Request - Check each line of the entries below for the string "color" and state how many lines have it, with no other text.

Material for this exercise -
>> BEGIN
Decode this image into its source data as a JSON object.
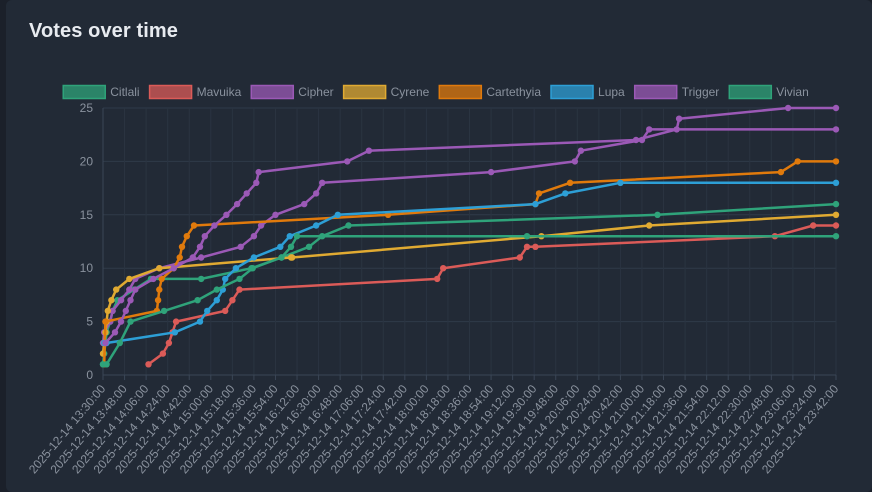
{
  "header": {
    "title": "Votes over time"
  },
  "chart_data": {
    "type": "line",
    "xlabel": "",
    "ylabel": "",
    "ylim": [
      0,
      25
    ],
    "y_ticks": [
      0,
      5,
      10,
      15,
      20,
      25
    ],
    "x_range": [
      "2025-12-14 13:30:00",
      "2025-12-14 23:42:00"
    ],
    "x_tick_labels": [
      "2025-12-14 13:30:00",
      "2025-12-14 13:48:00",
      "2025-12-14 14:06:00",
      "2025-12-14 14:24:00",
      "2025-12-14 14:42:00",
      "2025-12-14 15:00:00",
      "2025-12-14 15:18:00",
      "2025-12-14 15:36:00",
      "2025-12-14 15:54:00",
      "2025-12-14 16:12:00",
      "2025-12-14 16:30:00",
      "2025-12-14 16:48:00",
      "2025-12-14 17:06:00",
      "2025-12-14 17:24:00",
      "2025-12-14 17:42:00",
      "2025-12-14 18:00:00",
      "2025-12-14 18:18:00",
      "2025-12-14 18:36:00",
      "2025-12-14 18:54:00",
      "2025-12-14 19:12:00",
      "2025-12-14 19:30:00",
      "2025-12-14 19:48:00",
      "2025-12-14 20:06:00",
      "2025-12-14 20:24:00",
      "2025-12-14 20:42:00",
      "2025-12-14 21:00:00",
      "2025-12-14 21:18:00",
      "2025-12-14 21:36:00",
      "2025-12-14 21:54:00",
      "2025-12-14 22:12:00",
      "2025-12-14 22:30:00",
      "2025-12-14 22:48:00",
      "2025-12-14 23:06:00",
      "2025-12-14 23:24:00",
      "2025-12-14 23:42:00"
    ],
    "grid": true,
    "legend_position": "top",
    "series": [
      {
        "name": "Citlali",
        "color": "#2fa37a",
        "points": [
          [
            "2025-12-14 13:30:00",
            1
          ],
          [
            "2025-12-14 13:31:00",
            2
          ],
          [
            "2025-12-14 13:32:00",
            3
          ],
          [
            "2025-12-14 13:33:00",
            4
          ],
          [
            "2025-12-14 13:36:00",
            5
          ],
          [
            "2025-12-14 13:38:00",
            6
          ],
          [
            "2025-12-14 13:42:00",
            7
          ],
          [
            "2025-12-14 13:56:00",
            8
          ],
          [
            "2025-12-14 14:10:00",
            9
          ],
          [
            "2025-12-14 14:52:00",
            9
          ],
          [
            "2025-12-14 15:34:00",
            10
          ],
          [
            "2025-12-14 15:59:00",
            11
          ],
          [
            "2025-12-14 16:22:00",
            12
          ],
          [
            "2025-12-14 16:33:00",
            13
          ],
          [
            "2025-12-14 16:55:00",
            14
          ],
          [
            "2025-12-14 21:13:00",
            15
          ],
          [
            "2025-12-14 23:42:00",
            16
          ]
        ]
      },
      {
        "name": "Mavuika",
        "color": "#db5b58",
        "points": [
          [
            "2025-12-14 14:08:00",
            1
          ],
          [
            "2025-12-14 14:20:00",
            2
          ],
          [
            "2025-12-14 14:25:00",
            3
          ],
          [
            "2025-12-14 14:28:00",
            4
          ],
          [
            "2025-12-14 14:31:00",
            5
          ],
          [
            "2025-12-14 15:12:00",
            6
          ],
          [
            "2025-12-14 15:18:00",
            7
          ],
          [
            "2025-12-14 15:24:00",
            8
          ],
          [
            "2025-12-14 18:09:00",
            9
          ],
          [
            "2025-12-14 18:14:00",
            10
          ],
          [
            "2025-12-14 19:18:00",
            11
          ],
          [
            "2025-12-14 19:24:00",
            12
          ],
          [
            "2025-12-14 19:31:00",
            12
          ],
          [
            "2025-12-14 22:51:00",
            13
          ],
          [
            "2025-12-14 23:23:00",
            14
          ],
          [
            "2025-12-14 23:42:00",
            14
          ]
        ]
      },
      {
        "name": "Cipher",
        "color": "#9b59b6",
        "points": [
          [
            "2025-12-14 13:30:00",
            3
          ],
          [
            "2025-12-14 13:31:00",
            4
          ],
          [
            "2025-12-14 13:36:00",
            5
          ],
          [
            "2025-12-14 13:38:00",
            6
          ],
          [
            "2025-12-14 13:45:00",
            7
          ],
          [
            "2025-12-14 13:52:00",
            8
          ],
          [
            "2025-12-14 13:57:00",
            9
          ],
          [
            "2025-12-14 14:17:00",
            10
          ],
          [
            "2025-12-14 14:52:00",
            11
          ],
          [
            "2025-12-14 15:25:00",
            12
          ],
          [
            "2025-12-14 15:36:00",
            13
          ],
          [
            "2025-12-14 15:42:00",
            14
          ],
          [
            "2025-12-14 15:54:00",
            15
          ],
          [
            "2025-12-14 16:18:00",
            16
          ],
          [
            "2025-12-14 16:28:00",
            17
          ],
          [
            "2025-12-14 16:33:00",
            18
          ],
          [
            "2025-12-14 18:54:00",
            19
          ],
          [
            "2025-12-14 20:04:00",
            20
          ],
          [
            "2025-12-14 20:09:00",
            21
          ],
          [
            "2025-12-14 21:00:00",
            22
          ],
          [
            "2025-12-14 21:06:00",
            23
          ],
          [
            "2025-12-14 23:42:00",
            23
          ]
        ]
      },
      {
        "name": "Cyrene",
        "color": "#e0aa32",
        "points": [
          [
            "2025-12-14 13:30:00",
            2
          ],
          [
            "2025-12-14 13:31:00",
            3
          ],
          [
            "2025-12-14 13:32:00",
            4
          ],
          [
            "2025-12-14 13:33:00",
            5
          ],
          [
            "2025-12-14 13:34:00",
            6
          ],
          [
            "2025-12-14 13:37:00",
            7
          ],
          [
            "2025-12-14 13:41:00",
            8
          ],
          [
            "2025-12-14 13:52:00",
            9
          ],
          [
            "2025-12-14 14:17:00",
            10
          ],
          [
            "2025-12-14 16:07:00",
            11
          ],
          [
            "2025-12-14 16:08:00",
            11
          ],
          [
            "2025-12-14 19:36:00",
            13
          ],
          [
            "2025-12-14 21:06:00",
            14
          ],
          [
            "2025-12-14 23:42:00",
            15
          ]
        ]
      },
      {
        "name": "Cartethyia",
        "color": "#e07a0c",
        "points": [
          [
            "2025-12-14 13:31:00",
            1
          ],
          [
            "2025-12-14 13:32:00",
            5
          ],
          [
            "2025-12-14 14:15:00",
            6
          ],
          [
            "2025-12-14 14:16:00",
            7
          ],
          [
            "2025-12-14 14:17:00",
            8
          ],
          [
            "2025-12-14 14:19:00",
            9
          ],
          [
            "2025-12-14 14:29:00",
            10
          ],
          [
            "2025-12-14 14:34:00",
            11
          ],
          [
            "2025-12-14 14:36:00",
            12
          ],
          [
            "2025-12-14 14:40:00",
            13
          ],
          [
            "2025-12-14 14:46:00",
            14
          ],
          [
            "2025-12-14 17:28:00",
            15
          ],
          [
            "2025-12-14 19:31:00",
            16
          ],
          [
            "2025-12-14 19:34:00",
            17
          ],
          [
            "2025-12-14 20:00:00",
            18
          ],
          [
            "2025-12-14 22:56:00",
            19
          ],
          [
            "2025-12-14 23:10:00",
            20
          ],
          [
            "2025-12-14 23:42:00",
            20
          ]
        ]
      },
      {
        "name": "Lupa",
        "color": "#2d9fd6",
        "points": [
          [
            "2025-12-14 13:31:00",
            3
          ],
          [
            "2025-12-14 13:33:00",
            3
          ],
          [
            "2025-12-14 14:30:00",
            4
          ],
          [
            "2025-12-14 14:51:00",
            5
          ],
          [
            "2025-12-14 14:57:00",
            6
          ],
          [
            "2025-12-14 15:05:00",
            7
          ],
          [
            "2025-12-14 15:10:00",
            8
          ],
          [
            "2025-12-14 15:12:00",
            9
          ],
          [
            "2025-12-14 15:21:00",
            10
          ],
          [
            "2025-12-14 15:36:00",
            11
          ],
          [
            "2025-12-14 15:58:00",
            12
          ],
          [
            "2025-12-14 16:06:00",
            13
          ],
          [
            "2025-12-14 16:28:00",
            14
          ],
          [
            "2025-12-14 16:46:00",
            15
          ],
          [
            "2025-12-14 19:31:00",
            16
          ],
          [
            "2025-12-14 19:56:00",
            17
          ],
          [
            "2025-12-14 20:42:00",
            18
          ],
          [
            "2025-12-14 23:42:00",
            18
          ]
        ]
      },
      {
        "name": "Trigger",
        "color": "#9b59b6",
        "points": [
          [
            "2025-12-14 13:32:00",
            3
          ],
          [
            "2025-12-14 13:40:00",
            4
          ],
          [
            "2025-12-14 13:45:00",
            5
          ],
          [
            "2025-12-14 13:49:00",
            6
          ],
          [
            "2025-12-14 13:53:00",
            7
          ],
          [
            "2025-12-14 13:57:00",
            8
          ],
          [
            "2025-12-14 14:12:00",
            9
          ],
          [
            "2025-12-14 14:29:00",
            10
          ],
          [
            "2025-12-14 14:45:00",
            11
          ],
          [
            "2025-12-14 14:51:00",
            12
          ],
          [
            "2025-12-14 14:55:00",
            13
          ],
          [
            "2025-12-14 15:03:00",
            14
          ],
          [
            "2025-12-14 15:13:00",
            15
          ],
          [
            "2025-12-14 15:22:00",
            16
          ],
          [
            "2025-12-14 15:30:00",
            17
          ],
          [
            "2025-12-14 15:38:00",
            18
          ],
          [
            "2025-12-14 15:40:00",
            19
          ],
          [
            "2025-12-14 16:54:00",
            20
          ],
          [
            "2025-12-14 17:12:00",
            21
          ],
          [
            "2025-12-14 20:55:00",
            22
          ],
          [
            "2025-12-14 21:29:00",
            23
          ],
          [
            "2025-12-14 21:31:00",
            24
          ],
          [
            "2025-12-14 23:02:00",
            25
          ],
          [
            "2025-12-14 23:42:00",
            25
          ]
        ]
      },
      {
        "name": "Vivian",
        "color": "#2fa37a",
        "points": [
          [
            "2025-12-14 13:30:00",
            1
          ],
          [
            "2025-12-14 13:33:00",
            1
          ],
          [
            "2025-12-14 13:44:00",
            3
          ],
          [
            "2025-12-14 13:53:00",
            5
          ],
          [
            "2025-12-14 14:21:00",
            6
          ],
          [
            "2025-12-14 14:49:00",
            7
          ],
          [
            "2025-12-14 15:05:00",
            8
          ],
          [
            "2025-12-14 15:24:00",
            9
          ],
          [
            "2025-12-14 15:35:00",
            10
          ],
          [
            "2025-12-14 15:59:00",
            11
          ],
          [
            "2025-12-14 16:07:00",
            12
          ],
          [
            "2025-12-14 16:12:00",
            13
          ],
          [
            "2025-12-14 19:24:00",
            13
          ],
          [
            "2025-12-14 23:42:00",
            13
          ]
        ]
      }
    ]
  }
}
>> END
Exercise response - 8